= Instructions to follow =
Reproduce all lines of the listing below in which the word "April" occurs.

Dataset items
______

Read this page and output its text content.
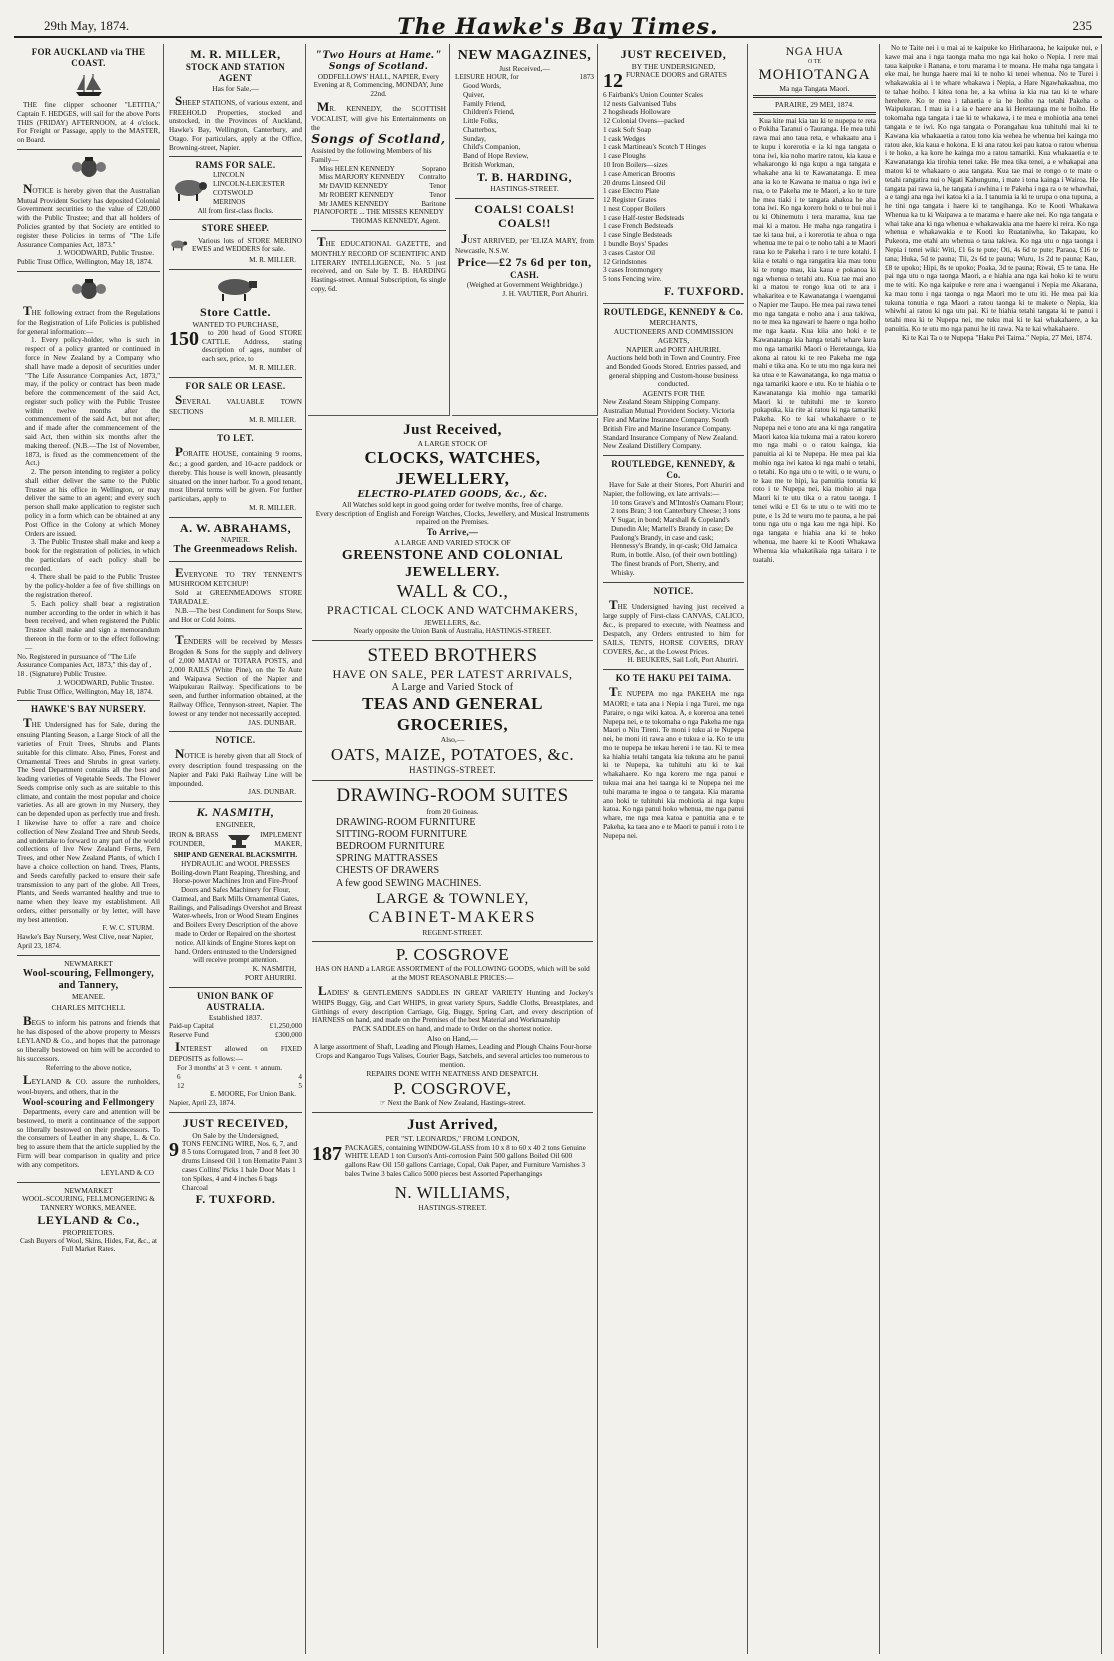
29th May, 1874.	The Hawke's Bay Times.	235
FOR AUCKLAND via THE COAST.
THE fine clipper schooner "LETITIA," Captain F. HEDGES, will sail for the above Ports THIS (FRIDAY) AFTERNOON, at 4 o'clock. For Freight or Passage, apply to the MASTER, on Board.
NOTICE is hereby given that the Australian Mutual Provident Society has deposited Colonial Government securities to the value of £20,000 with the Public Trustee; and that all holders of Policies granted by that Society are entitled to register these Policies in terms of "The Life Assurance Companies Act, 1873."
J. WOODWARD, Public Trustee.
Public Trust Office, Wellington, May 18, 1874.
THE following extract from the Regulations for the Registration of Life Policies is published for general information:—
1. Every policy-holder, who is such in respect of a policy granted or continued in force in New Zealand by a Company who shall have made a deposit of securities under "The Life Assurance Companies Act, 1873," may, if the policy or contract has been made before the commencement of the said Act, register such policy with the Public Trustee within twelve months after the commencement of the said Act, but not after; and if made after the commencement of the said Act, then within six months after the making thereof. (N.B.—The 1st of November, 1873, is fixed as the commencement of the Act.)
2. The person intending to register a policy shall either deliver the same to the Public Trustee at his office in Wellington, or may deliver the same to an agent; and every such person shall make application to register such policy in a form which can be obtained at any Post Office in the Colony at which Money Orders are issued.
3. The Public Trustee shall make and keep a book for the registration of policies, in which the particulars of each policy shall be recorded.
4. There shall be paid to the Public Trustee by the policy-holder a fee of five shillings on the registration thereof.
5. Each policy shall bear a registration number according to the order in which it has been received, and when registered the Public Trustee shall make and sign a memorandum thereon in the form or to the effect following:—
No. Registered in pursuance of "The Life Assurance Companies Act, 1873," this day of , 18 . (Signature) Public Trustee.
J. WOODWARD, Public Trustee.
Public Trust Office, Wellington, May 18, 1874.
HAWKE'S BAY NURSERY.
THE Undersigned has for Sale, during the ensuing Planting Season, a Large Stock of all the varieties of Fruit Trees, Shrubs and Plants suitable for this climate. Also, Pines, Forest and Ornamental Trees and Shrubs in great variety. The Seed Department contains all the best and leading varieties of Vegetable Seeds. The Flower Seeds comprise only such as are suitable to this climate, and contain the most popular and choice varieties. As all are grown in my Nursery, they can be depended upon as perfectly true and fresh. I likewise have to offer a rare and choice collection of New Zealand Tree and Shrub Seeds, and undertake to forward to any part of the world collections of live New Zealand Ferns, Fern Trees, and other New Zealand Plants, of which I have a choice collection on hand. Trees, Plants, and Seeds carefully packed to ensure their safe transmission to any part of the globe. All Trees, Plants, and Seeds warranted healthy and true to name when they leave my establishment. All orders, either personally or by letter, will have my best attention.
F. W. C. STURM.
Hawke's Bay Nursery, West Clive, near Napier, April 23, 1874.
NEWMARKET
Wool-scouring, Fellmongery,
and Tannery,
MEANEE.
CHARLES MITCHELL
BEGS to inform his patrons and friends that he has disposed of the above property to Messrs LEYLAND & Co., and hopes that the patronage so liberally bestowed on him will be accorded to his successors.
Referring to the above notice,
LEYLAND & CO. assure the runholders, wool-buyers, and others, that in the
Wool-scouring and Fellmongery
Departments, every care and attention will be bestowed, to merit a continuance of the support so liberally bestowed on their predecessors. To the consumers of Leather in any shape, L. & Co. beg to assure them that the article supplied by the Firm will bear comparison in quality and price with any competitors.
LEYLAND & CO
NEWMARKET
WOOL-SCOURING, FELLMONGERING & TANNERY WORKS, MEANEE.
LEYLAND & Co.,
PROPRIETORS.
Cash Buyers of Wool, Skins, Hides, Fat, &c., at Full Market Rates.
M. R. MILLER,
STOCK AND STATION AGENT
Has for Sale,—
SHEEP STATIONS, of various extent, and FREEHOLD Properties, stocked and unstocked, in the Provinces of Auckland, Hawke's Bay, Wellington, Canterbury, and Otago. For particulars, apply at the Office, Browning-street, Napier.
RAMS FOR SALE.
LINCOLN
LINCOLN-LEICESTER
COTSWOLD
MERINOS
All from first-class flocks.
STORE SHEEP.
Various lots of STORE MERINO EWES and WEDDERS for sale.
M. R. MILLER.
Store Cattle.
WANTED TO PURCHASE,
150	to 200 head of Good STORE CATTLE. Address, stating description of ages, number of each sex, price, to
M. R. MILLER.
FOR SALE OR LEASE.
SEVERAL VALUABLE TOWN SECTIONS
M. R. MILLER.
TO LET.
PORAITE HOUSE, containing 9 rooms, &c.; a good garden, and 10-acre paddock or thereby. This house is well known, pleasantly situated on the inner harbor. To a good tenant, most liberal terms will be given. For further particulars, apply to
M. R. MILLER.
A. W. ABRAHAMS,
NAPIER.
The Greenmeadows Relish.
EVERYONE TO TRY TENNENT'S MUSHROOM KETCHUP!
Sold at GREENMEADOWS STORE TARADALE.
N.B.—The best Condiment for Soups Stew, and Hot or Cold Joints.
TENDERS will be received by Messrs Brogden & Sons for the supply and delivery of 2,000 MATAI or TOTARA POSTS, and 2,000 RAILS (White Pine), on the Te Aute and Waipawa Section of the Napier and Waipukurau Railway. Specifications to be seen, and further information obtained, at the Railway Office, Tennyson-street, Napier. The lowest or any tender not necessarily accepted.
JAS. DUNBAR.
NOTICE.
NOTICE is hereby given that all Stock of every description found trespassing on the Napier and Paki Paki Railway Line will be impounded.
JAS. DUNBAR.
K. NASMITH,
ENGINEER,
IRON & BRASS
FOUNDER,
IMPLEMENT
MAKER,
SHIP AND GENERAL BLACKSMITH.
HYDRAULIC and WOOL PRESSES Boiling-down Plant Reaping, Threshing, and Horse-power Machines Iron and Fire-Proof Doors and Safes Machinery for Flour, Oatmeal, and Bark Mills Ornamental Gates, Railings, and Palisadings Overshot and Breast Water-wheels, Iron or Wood Steam Engines and Boilers Every Description of the above made to Order or Repaired on the shortest notice. All kinds of Engine Stores kept on hand. Orders entrusted to the Undersigned will receive prompt attention.
K. NASMITH,
PORT AHURIRI.
UNION BANK OF AUSTRALIA.
Established 1837.
Paid-up Capital	£1,250,000
Reserve Fund	£300,000
INTEREST allowed on FIXED DEPOSITS as follows:—
For 3 months' at 3 ♀ cent. ♀ annum.
6	4
12	5
E. MOORE, For Union Bank.
Napier, April 23, 1874.
JUST RECEIVED,
On Sale by the Undersigned,
9 TONS FENCING WIRE, Nos. 6, 7, and 8 5 tons Corrugated Iron, 7 and 8 feet 30 drums Linseed Oil 1 ton Hematite Paint 3 cases Collins' Picks 1 bale Door Mats 1 ton Spikes, 4 and 4 inches 6 bags Charcoal
F. TUXFORD.
"Two Hours at Hame."
Songs of Scotland.
ODDFELLOWS' HALL, NAPIER, Every Evening at 8, Commencing, MONDAY, June 22nd.
MR. KENNEDY, the SCOTTISH VOCALIST, will give his Entertainments on the
Songs of Scotland,
Assisted by the following Members of his Family—
Miss HELEN KENNEDY	Soprano
Miss MARJORY KENNEDY Contralto
Mr DAVID KENNEDY	Tenor
Mr ROBERT KENNEDY	Tenor
Mr JAMES KENNEDY	Baritone
PIANOFORTE ... THE MISSES KENNEDY
THOMAS KENNEDY, Agent.
THE EDUCATIONAL GAZETTE, and MONTHLY RECORD OF SCIENTIFIC AND LITERARY INTELLIGENCE, No. 5 just received, and on Sale by T. B. HARDING Hastings-street. Annual Subscription, 6s single copy, 6d.
NEW MAGAZINES,
Just Received,—
LEISURE HOUR, for	1873
Good Words,
Quiver,
Family Friend,
Children's Friend,
Little Folks,
Chatterbox,
Sunday,
Child's Companion,
Band of Hope Review,
British Workman,
T. B. HARDING,
HASTINGS-STREET.
COALS! COALS! COALS!!
JUST ARRIVED, per 'ELIZA MARY, from Newcastle, N.S.W.
Price—£2 7s 6d per ton,
CASH.
(Weighed at Government Weighbridge.)
J. H. VAUTIER, Port Ahuriri.
Just Received,
A LARGE STOCK OF
CLOCKS, WATCHES, JEWELLERY,
ELECTRO-PLATED GOODS, &c., &c.
All Watches sold kept in good going order for twelve months, free of charge.
Every description of English and Foreign Watches, Clocks, Jewellery, and Musical Instruments repaired on the Premises.
To Arrive,—
A LARGE AND VARIED STOCK OF
GREENSTONE AND COLONIAL JEWELLERY.
WALL & CO.,
PRACTICAL CLOCK AND WATCHMAKERS,
JEWELLERS, &c.
Nearly opposite the Union Bank of Australia, HASTINGS-STREET.
STEED BROTHERS
HAVE ON SALE, PER LATEST ARRIVALS,
A Large and Varied Stock of
TEAS AND GENERAL GROCERIES,
Also,—
OATS, MAIZE, POTATOES, &c.
HASTINGS-STREET.
DRAWING-ROOM SUITES
from 20 Guineas.
DRAWING-ROOM FURNITURE
SITTING-ROOM FURNITURE
BEDROOM FURNITURE
SPRING MATTRASSES
CHESTS OF DRAWERS
A few good SEWING MACHINES.
LARGE & TOWNLEY,
CABINET-MAKERS
REGENT-STREET.
P. COSGROVE
HAS ON HAND a LARGE ASSORTMENT of the FOLLOWING GOODS, which will be sold at the MOST REASONABLE PRICES:—
LADIES' & GENTLEMEN'S SADDLES IN GREAT VARIETY Hunting and Jockey's WHIPS Buggy, Gig, and Cart WHIPS, in great variety Spurs, Saddle Cloths, Breastplates, and Girthings of every description Carriage, Gig, Buggy, Spring Cart, and every description of HARNESS on hand, and made on the Premises of the best Material and Workmanship
PACK SADDLES on hand, and made to Order on the shortest notice.
Also on Hand,—
A large assortment of Shaft, Leading and Plough Hames, Leading and Plough Chains Four-horse Crops and Kangaroo Tugs Valises, Courier Bags, Satchels, and several articles too numerous to mention.
REPAIRS DONE WITH NEATNESS AND DESPATCH.
P. COSGROVE,
☞ Next the Bank of New Zealand, Hastings-street.
Just Arrived,
PER "ST. LEONARDS," FROM LONDON,
187 PACKAGES, containing WINDOW-GLASS from 10 x 8 to 60 x 40 2 tons Genuine WHITE LEAD 1 ton Curson's Anti-corrosion Paint 500 gallons Boiled Oil 600 gallons Raw Oil 150 gallons Carriage, Copal, Oak Paper, and Furniture Varnishes 3 bales Twine 3 bales Calico 5000 pieces best Assorted Paperhangings
N. WILLIAMS,
HASTINGS-STREET.
JUST RECEIVED,
BY THE UNDERSIGNED,
12 FURNACE DOORS and GRATES
6 Fairbank's Union Counter Scales
12 nests Galvanised Tubs
2 hogsheads Holloware
12 Colonial Ovens—packed
1 cask Soft Soap
1 cask Wedges
1 cask Martineau's Scotch T Hinges
1 case Ploughs
10 Iron Boilers—sizes
1 case American Brooms
20 drums Linseed Oil
1 case Electro Plate
12 Register Grates
1 nest Copper Boilers
1 case Half-tester Bedsteads
1 case French Bedsteads
1 case Single Bedsteads
1 bundle Boys' Spades
3 cases Castor Oil
12 Grindstones
3 cases Ironmongery
5 tons Fencing wire.
F. TUXFORD.
ROUTLEDGE, KENNEDY & Co.
MERCHANTS,
AUCTIONEERS AND COMMISSION AGENTS,
NAPIER and PORT AHURIRI.
Auctions held both in Town and Country. Free and Bonded Goods Stored. Entries passed, and general shipping and Custom-house business conducted.
AGENTS FOR THE
New Zealand Steam Shipping Company. Australian Mutual Provident Society. Victoria Fire and Marine Insurance Company. South British Fire and Marine Insurance Company. Standard Insurance Company of New Zealand. New Zealand Distillery Company.
ROUTLEDGE, KENNEDY, & Co.
Have for Sale at their Stores, Port Ahuriri and Napier, the following, ex late arrivals:—
10 tons Grave's and M'Intosh's Oamaru Flour; 2 tons Bran; 3 ton Canterbury Cheese; 3 tons Y Sugar, in bond; Marshall & Copeland's Dunedin Ale; Martell's Brandy in case; De Paulong's Brandy, in case and cask; Hennessy's Brandy, in qr-cask; Old Jamaica Rum, in bottle. Also, (of their own bottling) The finest brands of Port, Sherry, and Whisky.
NOTICE.
THE Undersigned having just received a large supply of First-class CANVAS, CALICO, &c., is prepared to execute, with Neatness and Despatch, any Orders entrusted to him for SAILS, TENTS, HORSE COVERS, DRAY COVERS, &c., at the Lowest Prices.
H. BEUKERS, Sail Loft, Port Ahuriri.
KO TE HAKU PEI TAIMA.
TE NUPEPA mo nga PAKEHA me nga MAORI; e tata ana i Nepia i nga Turei, me nga Paraire, o nga wiki katoa. A, e koreroa ana tenei Nupepa nei, e te tokomaha o nga Pakeha me nga Maori o Niu Tireni. Te moni i tuku ai te Nupepa nei, he moni iti rawa ano e tukua e ia. Ko te utu mo te nupepa he tekau hereni i te tau. Ki te mea ka hiahia tetahi tangata kia tukuna atu he panui ki te Nupepa, ka tuhituhi atu ki te kai whakahaere. Ko nga korero me nga panui e tukua mai ana hei taanga ki te Nupepa nei me tuhi marama te ingoa o te tangata. Kia marama ano hoki te tuhituhi kia mohiotia ai nga kupu katoa. Ko nga panui hoko whenua, me nga panui whare, me nga mea katoa e panuitia ana e te Pakeha, ka taea ano e te Maori te panui i roto i te Nupepa nei.
NGA HUA
O TE
MOHIOTANGA
Ma nga Tangata Maori.
PARAIRE, 29 MEI, 1874.
Kua kite mai kia tau ki te nupepa te reta o Pokiha Taranui o Tauranga. He mea tuhi rawa mai ano taua reta, e whakaatu ana i te kupu i korerotia e ia ki nga tangata o tona iwi, kia noho marire ratou, kia kaua e whakarongo ki nga kupu a nga tangata e whakahe ana ki te Kawanatanga. E mea ana ia ko te Kawana te matua o nga iwi e rua, o te Pakeha me te Maori, a ko te ture he mea tiaki i te tangata ahakoa he aha tona iwi. Ko nga korero hoki o te hui nui i tu ki Ohinemutu i tera marama, kua tae mai ki a matou. He maha nga rangatira i tae ki taua hui, a i korerotia te ahua o nga whenua me te pai o te noho tahi a te Maori raua ko te Pakeha i raro i te ture kotahi. I kiia e tetahi o nga rangatira kia mau tonu ki te rongo mau, kia kaua e pokanoa ki nga whenua o tetahi atu. Kua tae mai ano ki a matou te rongo kua oti te ara i whakaritea e te Kawanatanga i waenganui o Napier me Taupo. He mea pai rawa tenei mo nga tangata e noho ana i aua takiwa, no te mea ka ngawari te haere o nga hoiho me nga kaata. Kua kiia ano hoki e te Kawanatanga kia hanga tetahi whare kura mo nga tamariki Maori o Heretaunga, kia akona ai ratou ki te reo Pakeha me nga mahi e tika ana. Ko te utu mo nga kura nei ka utua e te Kawanatanga, ko nga matua o nga tamariki kaore e utu. Ko te hiahia o te Kawanatanga kia mohio nga tamariki Maori ki te tuhituhi me te korero pukapuka, kia rite ai ratou ki nga tamariki Pakeha. Ko te kai whakahaere o te Nupepa nei e tono atu ana ki nga rangatira Maori katoa kia tukuna mai a ratou korero mo nga mahi o o ratou kainga, kia panuitia ai ki te Nupepa. He mea pai kia mohio nga iwi katoa ki nga mahi o tetahi, o tetahi. Ko nga utu o te witi, o te wuru, o te kau me te hipi, ka panuitia tonutia ki roto i te Nupepa nei, kia mohio ai nga Maori ki te utu tika o a ratou taonga. I tenei wiki e £1 6s te utu o te witi mo te pute, e 1s 2d te wuru mo te pauna, a he pai tonu nga utu o nga kau me nga hipi. Ko nga tangata e hiahia ana ki te hoko whenua, me haere ki te Kooti Whakawa Whenua kia whakatikaia nga taitara i te tuatahi.
No te Taite nei i u mai ai te kaipuke ko Hiriharaona, he kaipuke nui, e kawe mai ana i nga taonga maha mo nga kai hoko o Nepia. I rere mai taua kaipuke i Ranana, e toru marama i te moana. He maha nga tangata i eke mai, he hunga haere mai ki te noho ki tenei whenua. No te Turei i whakawakia ai i te whare whakawa i Nepia, a Hare Ngawhakaahua, mo te tahae hoiho. I kitea tona he, a ka whiua ia kia rua tau ki te whare herehere. Ko te mea i tahaetia e ia he hoiho na tetahi Pakeha o Waipukurau. I mau ia i a ia e haere ana ki Heretaunga me te hoiho. He tokomaha nga tangata i tae ki te whakawa, i te mea e mohiotia ana tenei tangata e te iwi. Ko nga tangata o Porangahau kua tuhituhi mai ki te Kawana kia whakaaetia a ratou tono kia wehea he whenua hei kainga mo ratou ake, kia kaua e hokona. E ki ana ratou kei pau katoa o ratou whenua i te hoko, a ka kore he kainga mo a ratou tamariki. Kua whakaaetia e te Kawanatanga kia tirohia tenei take. He mea tika tenei, a e whakapai ana matou ki te whakaaro o aua tangata. Kua tae mai te rongo o te mate o tetahi rangatira nui o Ngati Kahungunu, i mate i tona kainga i Wairoa. He tangata pai rawa ia, he tangata i awhina i te Pakeha i nga ra o te whawhai, a e tangi ana nga iwi katoa ki a ia. I tanumia ia ki te urupa o ona tupuna, a he tini nga tangata i haere ki te tangihanga. Ko te Kooti Whakawa Whenua ka tu ki Waipawa a te marama e haere ake nei. Ko nga tangata e whai take ana ki nga whenua e whakawakia ana me haere ki reira. Ko nga whenua e whakawakia e te Kooti ko Ruataniwha, ko Takapau, ko Pukeora, me etahi atu whenua o taua takiwa. Ko nga utu o nga taonga i Nepia i tenei wiki: Witi, £1 6s te pute; Oti, 4s 6d te pute; Paraoa, £16 te tana; Huka, 5d te pauna; Tii, 2s 6d te pauna; Wuru, 1s 2d te pauna; Kau, £8 te upoko; Hipi, 8s te upoko; Poaka, 3d te pauna; Riwai, £5 te tana. He pai nga utu o nga taonga Maori, a e hiahia ana nga kai hoko ki te wuru me te witi. Ko nga kaipuke e rere ana i waenganui i Nepia me Akarana, ka mau tonu i nga taonga o nga Maori mo te utu iti. He mea pai kia tukuna tonutia e nga Maori a ratou taonga ki te makete o Nepia, kia whiwhi ai ratou ki nga utu pai. Ki te hiahia tetahi tangata ki te panui i tetahi mea ki te Nupepa nei, me tuku mai ki te kai whakahaere, a ka panuitia. Ko te utu mo nga panui he iti rawa. Na te kai whakahaere.
Ki te Kai Ta o te Nupepa "Haku Pei Taima." Nepia, 27 Mei, 1874.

______

= The solution =
Hawke's Bay Nursery, West Clive, near Napier, April 23, 1874.
Napier, April 23, 1874.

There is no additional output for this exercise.